■ Required task:
Can you lay out everything from the line containing "heading 6: [13, 1754, 80, 1773]" down to the line containing "2538, 286, 2546]", both included, as a JSON list of strings with one string per line and blank lines omitted?

· · · · · · ·

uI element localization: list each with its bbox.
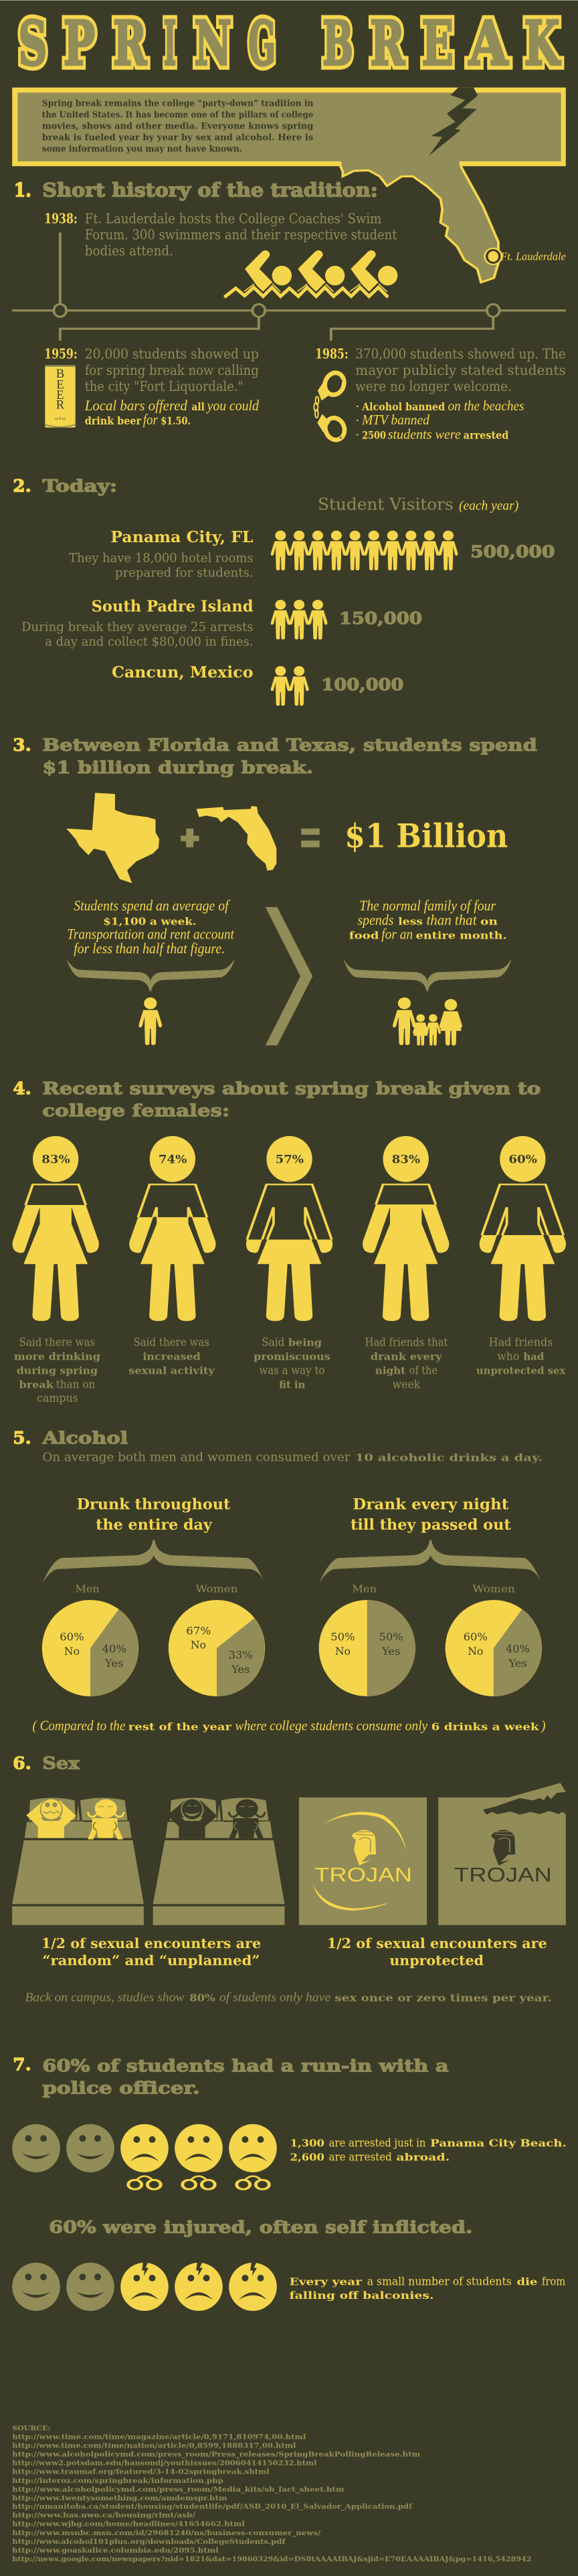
heading 6: [13, 1754, 80, 1773]
caption 5: [476, 1336, 566, 1376]
pictogram: three people: [271, 600, 327, 639]
group heading: drank every night: [351, 1496, 511, 1534]
note: comparison: ( Compared to the: [32, 1718, 125, 1733]
section 3: spending: [13, 736, 537, 1046]
text: student spending: Transportation and rent account: [67, 925, 235, 942]
pie: men drunk all day: [42, 1583, 138, 1696]
list: 1985 bans: arrested: [464, 429, 509, 442]
section: sources: http://www.msnbc.msn.com/id/29681240/ns/business-consumer_news/: [12, 2529, 320, 2537]
section: sources: http://www.alcohol101plus.org/downloads/CollegeStudents.pdf: [12, 2538, 286, 2546]
text: arrests: [290, 2137, 567, 2164]
caption 1: Said there was: [19, 1336, 95, 1349]
text: arrests: are arrested just in: [328, 2137, 426, 2150]
text: family spending: entire month.: [416, 929, 507, 941]
list: 1985 bans: ·: [355, 428, 359, 442]
caption 1: during spring: [17, 1364, 98, 1376]
row: Cancun: Cancun, Mexico: [112, 663, 254, 681]
caption 3: being: [288, 1336, 322, 1348]
caption 1: campus: [37, 1392, 78, 1404]
text: 1985: were no longer welcome.: [355, 379, 512, 394]
text: 1959: drink beer: [85, 415, 141, 427]
pie: women drunk all day: [169, 1583, 265, 1696]
section: sources: http://www2.potsdam.edu/hansondj/youthissues/20060414150232.html: [12, 2460, 316, 2468]
section: sources: http://www.traumaf.org/featured/3-14-02springbreak.shtml: [12, 2468, 270, 2476]
brace right: [319, 1540, 541, 1583]
title: [19, 8, 561, 80]
bed 2: pillows and dark figures: [165, 1797, 272, 1840]
bed 2 blanket: [153, 1840, 284, 1925]
section: sources: http://www.time.com/time/magazine/article/0,9171,810974,00.html: [12, 2433, 306, 2441]
figure: 83% more drinking: [13, 1136, 99, 1321]
text: arrests: are arrested: [328, 2151, 392, 2164]
faces: injuries: [12, 2263, 277, 2311]
note: back on campus: of students only have: [219, 1990, 330, 2004]
title: P: [64, 8, 95, 80]
title: N: [194, 8, 231, 80]
heading 2: [13, 477, 117, 496]
note: comparison: where college students consume only: [235, 1718, 427, 1733]
caption 4: week: [393, 1378, 420, 1391]
text: arrests: 1,300: [290, 2137, 324, 2149]
section: sources: http://www.twentysomething.com/amdemspr.htm: [12, 2494, 227, 2502]
figure: 83% more drinking: 83%: [41, 1153, 70, 1166]
icon: family of four: [393, 997, 462, 1046]
text: intro paragraph: break is fueled year by year by sex and alcohol. Here is: [42, 132, 313, 143]
list: 1985 bans: ·: [355, 400, 359, 413]
section: sources: SOURCE:: [12, 2425, 50, 2433]
text: arrests: 2,600: [290, 2151, 324, 2163]
heading 3: $1 billion during break.: [42, 758, 313, 778]
text: intro paragraph: the United States. It has become one of the pillars of college: [42, 109, 313, 120]
pictogram: two people: [271, 666, 309, 706]
text: student spending: [67, 896, 235, 957]
heading 5: 5.: [13, 1429, 31, 1448]
caption 4: Had friends that: [365, 1336, 448, 1349]
pie: women every night: 40%: [506, 1643, 530, 1656]
pie: women drunk all day: No: [191, 1639, 206, 1652]
pie: women every night: [446, 1583, 542, 1696]
icon: equals: [301, 829, 320, 848]
title: B: [322, 8, 353, 80]
marker: Ft. Lauderdale: [485, 248, 566, 264]
text: 1938: Ft. Lauderdale hosts the College Coaches' Swim: [85, 212, 381, 227]
brace right: [343, 959, 512, 991]
text: student spending: $1,100 a week.: [103, 915, 197, 927]
text: family spending: [349, 896, 507, 942]
pie: men drunk all day: No: [64, 1645, 80, 1658]
pie: men drunk all day: 60%: [60, 1631, 84, 1643]
heading 6: 6.: [13, 1754, 31, 1773]
pie: women every night: Women: [472, 1583, 515, 1595]
caption 4: drank every: [371, 1350, 442, 1362]
pie: women drunk all day: Women: [196, 1583, 237, 1595]
text: 1959: you could: [205, 398, 259, 414]
text: 1938: 1938:: [44, 211, 78, 227]
caption 3: Said: [262, 1336, 284, 1349]
note: comparison: rest of the year: [128, 1720, 232, 1733]
icon: beer can: 12 fl oz: [55, 417, 66, 421]
title: E: [421, 8, 454, 80]
figure: 74% increased sexual activity: 74%: [159, 1153, 187, 1166]
caption 1: break: [19, 1378, 54, 1390]
text: student spending: Students spend an average of: [74, 896, 230, 914]
heading 2: Today:: [42, 477, 117, 496]
text: deaths: Every year: [290, 2275, 363, 2287]
timeline: [12, 232, 566, 341]
section 6: sex: [12, 1754, 566, 2004]
row: Cancun: 100,000: [321, 675, 403, 694]
heading 1: Short history of the tradition:: [42, 180, 378, 202]
list: 1985 bans: ·: [355, 414, 359, 427]
text: family spending: than that: [427, 911, 477, 929]
note: comparison: 6 drinks a week: [431, 1720, 539, 1733]
text: family spending: food: [349, 929, 379, 941]
pie: women drunk all day: Yes: [231, 1664, 250, 1676]
caption 4: [365, 1336, 448, 1391]
icon: Texas: [66, 793, 159, 883]
group heading: drunk all day: the entire day: [96, 1516, 213, 1534]
title: R: [370, 8, 405, 80]
text: 1959: all: [192, 401, 205, 413]
icon: beer can: E: [56, 388, 64, 402]
row: South Padre Island: [21, 596, 422, 649]
row: Panama City: Panama City, FL: [110, 528, 254, 546]
text: family spending: less: [398, 915, 423, 927]
caption 1: than on: [56, 1378, 95, 1391]
list: 1985 bans: MTV banned: [361, 412, 430, 428]
row: Cancun: [112, 663, 403, 706]
icon: beer can: B: [56, 367, 64, 381]
caption: random: [41, 1935, 261, 1969]
pie: men every night: 50%: [379, 1631, 403, 1643]
text: alcohol intro: On average both men and women consumed over: [42, 1450, 351, 1464]
pie: men drunk all day: Men: [75, 1583, 100, 1595]
list: 1985 bans: 2500: [362, 429, 386, 442]
caption 3: was a way to: [259, 1364, 324, 1377]
caption 2: Said there was: [133, 1336, 209, 1349]
caption 2: [128, 1336, 215, 1376]
section: sources: http://www.goaskalice.columbia.edu/2095.html: [12, 2547, 219, 2555]
list: 1985 bans: students were: [388, 427, 461, 442]
caption: random: “random” and “unplanned”: [42, 1952, 260, 1969]
text: deaths: [290, 2275, 565, 2302]
brace left: [66, 959, 235, 991]
icon: beer can: E: [56, 378, 64, 392]
list: 1985 bans: [355, 398, 524, 442]
text: 1985: 1985:: [315, 346, 349, 362]
text: 1938: Forum. 300 swimmers and their respective student: [85, 228, 397, 243]
heading 4: 4.: [13, 1079, 31, 1099]
heading 1: 1.: [14, 180, 31, 202]
pie: men drunk all day: Yes: [104, 1658, 124, 1670]
heading 4: [13, 1079, 541, 1121]
text: deaths: die: [517, 2275, 537, 2287]
section: sources: http://interoz.com/springbreak/information.php: [12, 2477, 223, 2485]
pie: men every night: Men: [352, 1583, 377, 1595]
bed 1 blanket: [12, 1840, 144, 1925]
icon: handcuffs: [314, 370, 347, 442]
heading 4: college females:: [42, 1101, 229, 1121]
figure: 83% friends drank: [363, 1136, 449, 1321]
row: Panama City: prepared for students.: [115, 565, 254, 580]
text: arrests: abroad.: [396, 2151, 450, 2163]
row: South Padre Island: During break they average 25 arrests: [21, 620, 254, 634]
icon: plus: [181, 829, 199, 848]
text: 1959: Local bars offered: [84, 398, 187, 414]
caption: random: 1/2 of sexual encounters are: [41, 1935, 261, 1951]
text: 1938: [44, 211, 397, 259]
caption 5: had: [523, 1350, 545, 1362]
caption 1: [14, 1336, 100, 1404]
heading 5: Alcohol: [41, 1429, 128, 1448]
icon: beer can: [45, 365, 76, 428]
pie: men every night: 50%: [330, 1631, 355, 1643]
chart title: (each year): [459, 498, 518, 513]
text: intro paragraph: some information you may not have known.: [42, 143, 242, 154]
note: comparison: ): [541, 1718, 545, 1733]
text: 1938: bodies attend.: [85, 244, 173, 259]
pie: men every night: No: [335, 1645, 351, 1658]
brace left: [42, 1540, 265, 1583]
section: sources: http://umanitoba.ca/student/housing/studentlife/pdf/ASB_2010_El_Salvador_Application.pdf: [12, 2503, 413, 2511]
pie: men drunk all day: 40%: [102, 1643, 126, 1656]
heading 5: [13, 1429, 128, 1448]
text: 1959: 1959:: [44, 346, 78, 362]
section 7: police: [12, 2055, 567, 2311]
text: 1959: [44, 346, 259, 428]
chevron: greater than: [266, 907, 312, 1046]
heading 7: police officer.: [42, 2079, 200, 2098]
section: sources: http://www.wjhg.com/home/headlines/41654662.html: [12, 2520, 245, 2528]
pie: women every night: Yes: [508, 1658, 527, 1670]
icon: lightning bolt: [429, 88, 478, 156]
pictogram: ten people: [271, 531, 458, 570]
section: sources: http://www.alcoholpolicymd.com/press_room/Press_releases/SpringBreakPollingRelease.htm: [12, 2451, 421, 2459]
heading 2: 2.: [13, 477, 31, 496]
title: I: [164, 8, 176, 80]
row: South Padre Island: a day and collect $80,000 in fines.: [45, 635, 254, 649]
list: 1985 bans: Alcohol banned: [361, 401, 445, 413]
text: deaths: falling off balconies.: [290, 2289, 434, 2302]
icon: beer can: R: [56, 398, 65, 412]
row: Panama City: They have 18,000 hotel rooms: [69, 550, 254, 565]
title: A: [468, 8, 509, 80]
box: Trojan yellow: TROJAN: [314, 1864, 412, 1886]
equation: Texas plus Florida equals $1 billion: [66, 793, 508, 883]
text: intro paragraph: Spring break remains the college “party-down” tradition in: [42, 98, 313, 108]
section 2: today: [13, 477, 555, 706]
row: South Padre Island: South Padre Island: [92, 596, 254, 615]
faces: arrests: [12, 2124, 277, 2189]
text: 1959: the city "Fort Liquordale.": [85, 379, 244, 394]
text: 1959: 20,000 students showed up: [85, 347, 259, 362]
text: family spending: on: [480, 915, 498, 927]
note: back on campus: Back on campus, studies show: [25, 1990, 185, 2004]
pie: women every night: 60%: [464, 1631, 488, 1643]
section: sources: [12, 2425, 532, 2563]
text: intro paragraph: [42, 98, 314, 154]
box: Trojan opened: [438, 1783, 566, 1925]
heading 6: Sex: [42, 1754, 80, 1773]
text: family spending: spends: [357, 911, 393, 929]
caption 1: more drinking: [14, 1350, 100, 1362]
icon: Florida: [197, 806, 276, 871]
caption 2: increased: [142, 1350, 201, 1362]
list: 1985 bans: on the beaches: [448, 398, 524, 414]
text: intro paragraph: movies, shows and other media. Everyone knows spring: [42, 120, 314, 131]
figure: 57% promiscuous: [246, 1136, 332, 1321]
pie: women drunk all day: 33%: [229, 1649, 253, 1662]
figure: 57% promiscuous: 57%: [276, 1153, 304, 1166]
bed 1: pillows and yellow figures: [25, 1797, 132, 1840]
text: 1959: for spring break now calling: [85, 363, 259, 378]
panel: intro with Florida shape: [12, 88, 566, 283]
caption: unprotected: [327, 1935, 547, 1969]
note: back on campus: 80%: [189, 1992, 215, 2004]
section 5: alcohol: [13, 1429, 545, 1733]
text: student spending: for less than half that figure.: [74, 939, 225, 957]
heading 3: 3.: [13, 736, 31, 755]
figure: 60% unprotected: 60%: [508, 1153, 537, 1166]
caption 3: [254, 1336, 330, 1390]
row: South Padre Island: 150,000: [339, 609, 422, 628]
caption 3: promiscuous: [254, 1350, 330, 1362]
caption 2: sexual activity: [128, 1364, 215, 1376]
text: 1985: [315, 346, 566, 442]
section: intro and history: [12, 8, 566, 442]
heading 7: [13, 2055, 449, 2098]
text: 1959: for: [143, 412, 158, 428]
figure: 60% unprotected: [480, 1136, 566, 1321]
caption: unprotected: unprotected: [389, 1952, 484, 1969]
caption 3: fit in: [279, 1378, 305, 1390]
icon: swimmers: [224, 250, 397, 297]
figure: 83% friends drank: 83%: [392, 1153, 420, 1166]
figure: 74% increased sexual activity: [129, 1136, 215, 1321]
section: sources: http://www.has.uwo.ca/housing/rlmt/asb/: [12, 2512, 195, 2520]
caption 5: who: [497, 1350, 519, 1363]
group heading: drunk all day: Drunk throughout: [77, 1496, 230, 1513]
chart title: Student Visitors: [318, 495, 454, 514]
caption 4: of the: [409, 1364, 438, 1377]
row: Panama City: [69, 528, 555, 580]
pie: women drunk all day: 67%: [186, 1625, 211, 1637]
heading 3: [13, 736, 537, 778]
heading 7: 7.: [13, 2055, 31, 2075]
icon: single student: [138, 997, 162, 1045]
caption 4: night: [375, 1364, 405, 1376]
title: G: [248, 8, 276, 80]
title: S: [19, 8, 47, 80]
box: Trojan yellow: [299, 1797, 427, 1925]
pie: men every night: [319, 1583, 415, 1696]
pie: men every night: Yes: [381, 1645, 400, 1658]
pie: women every night: No: [468, 1645, 483, 1658]
section: sources: http://www.time.com/time/nation/article/0,8599,1888317,00.html: [12, 2442, 296, 2450]
title: R: [113, 8, 147, 80]
section 4: surveys: [13, 1079, 566, 1404]
text: 1959: $1.50.: [161, 415, 191, 427]
section: sources: http://www.alcoholpolicymd.com/press_room/Media_kits/sb_fact_sheet.htm: [12, 2486, 345, 2494]
text: family spending: for an: [381, 925, 413, 942]
group heading: drunk all day: [77, 1496, 230, 1534]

· · · · · · ·

■ Correct result:
[
  "heading 6: [13, 1754, 80, 1773]",
  "caption 5: [476, 1336, 566, 1376]",
  "pictogram: three people: [271, 600, 327, 639]",
  "group heading: drank every night: [351, 1496, 511, 1534]",
  "note: comparison: ( Compared to the: [32, 1718, 125, 1733]",
  "section 3: spending: [13, 736, 537, 1046]",
  "text: student spending: Transportation and rent account: [67, 925, 235, 942]",
  "pie: men drunk all day: [42, 1583, 138, 1696]",
  "list: 1985 bans: arrested: [464, 429, 509, 442]",
  "section: sources: http://www.msnbc.msn.com/id/29681240/ns/business-consumer_news/: [12, 2529, 320, 2537]",
  "section: sources: http://www.alcohol101plus.org/downloads/CollegeStudents.pdf: [12, 2538, 286, 2546]"
]